▸ **STATED GOAL**: Pull out every line of the records below that contains the word "Thursday". Case counts.

▸ **RECORDS SUPPLIED**:
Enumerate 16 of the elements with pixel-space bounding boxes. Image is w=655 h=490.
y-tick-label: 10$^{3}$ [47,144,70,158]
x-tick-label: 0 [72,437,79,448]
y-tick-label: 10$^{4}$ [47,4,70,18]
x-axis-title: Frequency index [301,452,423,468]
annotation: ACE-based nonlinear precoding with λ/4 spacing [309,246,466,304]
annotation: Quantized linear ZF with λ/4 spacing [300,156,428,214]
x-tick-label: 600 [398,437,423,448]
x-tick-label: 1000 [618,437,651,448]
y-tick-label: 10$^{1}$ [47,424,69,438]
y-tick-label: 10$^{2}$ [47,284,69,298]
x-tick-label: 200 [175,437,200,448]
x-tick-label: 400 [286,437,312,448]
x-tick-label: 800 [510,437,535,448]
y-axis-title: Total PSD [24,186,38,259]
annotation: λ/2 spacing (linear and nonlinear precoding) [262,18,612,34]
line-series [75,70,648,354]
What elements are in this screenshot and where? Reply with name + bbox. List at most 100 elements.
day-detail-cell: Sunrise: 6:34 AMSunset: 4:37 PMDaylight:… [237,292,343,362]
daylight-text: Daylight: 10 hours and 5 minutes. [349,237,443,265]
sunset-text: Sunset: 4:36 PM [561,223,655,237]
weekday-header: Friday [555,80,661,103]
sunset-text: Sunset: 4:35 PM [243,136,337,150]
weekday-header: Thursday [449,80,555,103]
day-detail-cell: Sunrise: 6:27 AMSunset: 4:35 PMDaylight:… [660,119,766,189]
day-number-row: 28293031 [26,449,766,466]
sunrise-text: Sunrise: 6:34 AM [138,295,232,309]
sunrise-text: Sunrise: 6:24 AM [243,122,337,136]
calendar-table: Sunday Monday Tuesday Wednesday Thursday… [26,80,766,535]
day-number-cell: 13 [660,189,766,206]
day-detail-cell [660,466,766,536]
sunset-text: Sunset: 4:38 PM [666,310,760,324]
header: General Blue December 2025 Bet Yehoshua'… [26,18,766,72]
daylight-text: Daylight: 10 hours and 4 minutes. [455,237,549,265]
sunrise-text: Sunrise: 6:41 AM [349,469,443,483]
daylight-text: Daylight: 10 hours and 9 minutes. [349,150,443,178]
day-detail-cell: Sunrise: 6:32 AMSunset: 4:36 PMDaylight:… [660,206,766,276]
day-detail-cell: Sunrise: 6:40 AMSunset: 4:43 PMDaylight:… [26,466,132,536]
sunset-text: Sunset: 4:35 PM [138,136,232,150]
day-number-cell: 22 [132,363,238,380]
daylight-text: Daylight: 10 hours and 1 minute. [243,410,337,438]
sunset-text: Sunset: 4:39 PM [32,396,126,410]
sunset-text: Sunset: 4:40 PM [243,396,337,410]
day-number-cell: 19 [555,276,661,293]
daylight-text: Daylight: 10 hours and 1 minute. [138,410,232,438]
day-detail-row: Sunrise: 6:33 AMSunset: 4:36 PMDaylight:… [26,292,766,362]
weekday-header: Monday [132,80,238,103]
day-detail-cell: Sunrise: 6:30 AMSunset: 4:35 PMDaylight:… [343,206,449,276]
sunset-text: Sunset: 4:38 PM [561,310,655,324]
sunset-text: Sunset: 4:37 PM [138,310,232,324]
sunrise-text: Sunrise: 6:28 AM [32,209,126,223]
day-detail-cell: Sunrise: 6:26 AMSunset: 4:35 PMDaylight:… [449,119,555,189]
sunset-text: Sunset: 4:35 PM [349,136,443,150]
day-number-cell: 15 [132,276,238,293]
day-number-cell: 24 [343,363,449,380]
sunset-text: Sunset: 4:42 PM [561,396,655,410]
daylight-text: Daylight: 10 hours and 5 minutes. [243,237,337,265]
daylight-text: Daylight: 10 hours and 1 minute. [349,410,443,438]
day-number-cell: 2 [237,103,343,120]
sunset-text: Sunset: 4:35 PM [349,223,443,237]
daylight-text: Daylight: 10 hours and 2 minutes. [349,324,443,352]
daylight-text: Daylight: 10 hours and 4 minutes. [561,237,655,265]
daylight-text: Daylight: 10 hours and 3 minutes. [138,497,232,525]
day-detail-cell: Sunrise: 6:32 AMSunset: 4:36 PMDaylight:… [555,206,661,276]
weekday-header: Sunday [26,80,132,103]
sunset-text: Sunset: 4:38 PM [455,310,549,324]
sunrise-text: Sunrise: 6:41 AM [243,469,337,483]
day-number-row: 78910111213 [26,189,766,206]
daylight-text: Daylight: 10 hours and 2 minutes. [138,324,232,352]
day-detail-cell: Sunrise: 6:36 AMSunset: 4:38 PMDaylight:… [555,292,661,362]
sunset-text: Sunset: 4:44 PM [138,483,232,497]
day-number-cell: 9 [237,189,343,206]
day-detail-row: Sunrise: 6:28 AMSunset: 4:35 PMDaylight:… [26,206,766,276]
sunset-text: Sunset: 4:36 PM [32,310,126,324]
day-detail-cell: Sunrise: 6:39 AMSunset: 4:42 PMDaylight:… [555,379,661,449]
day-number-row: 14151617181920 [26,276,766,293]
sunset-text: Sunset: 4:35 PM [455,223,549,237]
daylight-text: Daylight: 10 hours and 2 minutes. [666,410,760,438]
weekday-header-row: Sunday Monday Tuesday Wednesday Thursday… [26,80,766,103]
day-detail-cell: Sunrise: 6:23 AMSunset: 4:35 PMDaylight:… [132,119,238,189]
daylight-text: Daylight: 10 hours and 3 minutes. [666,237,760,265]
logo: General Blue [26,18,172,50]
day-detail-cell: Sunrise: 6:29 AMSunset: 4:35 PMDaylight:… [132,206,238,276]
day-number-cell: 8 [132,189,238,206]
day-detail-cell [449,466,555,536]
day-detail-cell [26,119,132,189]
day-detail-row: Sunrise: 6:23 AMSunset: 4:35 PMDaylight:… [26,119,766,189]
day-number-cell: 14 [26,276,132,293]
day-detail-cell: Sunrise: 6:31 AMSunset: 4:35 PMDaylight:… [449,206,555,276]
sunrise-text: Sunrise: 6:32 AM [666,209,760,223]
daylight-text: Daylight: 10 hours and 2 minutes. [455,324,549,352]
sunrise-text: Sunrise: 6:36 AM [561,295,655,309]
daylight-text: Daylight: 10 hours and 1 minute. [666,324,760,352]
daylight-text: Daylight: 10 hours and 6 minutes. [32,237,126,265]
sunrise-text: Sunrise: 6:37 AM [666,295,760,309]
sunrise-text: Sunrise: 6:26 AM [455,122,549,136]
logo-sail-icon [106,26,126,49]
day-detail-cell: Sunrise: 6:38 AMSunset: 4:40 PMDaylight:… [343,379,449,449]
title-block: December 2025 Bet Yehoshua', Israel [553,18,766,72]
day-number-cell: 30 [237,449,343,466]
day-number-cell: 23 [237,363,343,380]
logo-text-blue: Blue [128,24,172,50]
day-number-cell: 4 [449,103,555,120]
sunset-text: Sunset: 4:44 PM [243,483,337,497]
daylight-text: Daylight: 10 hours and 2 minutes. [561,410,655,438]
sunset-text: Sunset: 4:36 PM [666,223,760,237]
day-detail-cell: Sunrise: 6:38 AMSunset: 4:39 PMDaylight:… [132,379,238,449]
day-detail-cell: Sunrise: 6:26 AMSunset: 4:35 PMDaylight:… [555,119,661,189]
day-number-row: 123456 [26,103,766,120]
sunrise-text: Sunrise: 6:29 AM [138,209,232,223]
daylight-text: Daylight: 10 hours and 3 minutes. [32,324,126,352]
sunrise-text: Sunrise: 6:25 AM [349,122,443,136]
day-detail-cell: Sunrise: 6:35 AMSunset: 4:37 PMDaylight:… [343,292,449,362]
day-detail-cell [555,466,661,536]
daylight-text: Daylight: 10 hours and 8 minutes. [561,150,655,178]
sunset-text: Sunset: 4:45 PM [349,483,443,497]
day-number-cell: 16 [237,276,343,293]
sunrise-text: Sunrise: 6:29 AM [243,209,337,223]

▸ **SOLUTION FOR THIS TASK**:
weekday-header: Thursday [449,80,555,103]
calendar-table: Sunday Monday Tuesday Wednesday Thursday… [26,80,766,535]
weekday-header-row: Sunday Monday Tuesday Wednesday Thursday… [26,80,766,103]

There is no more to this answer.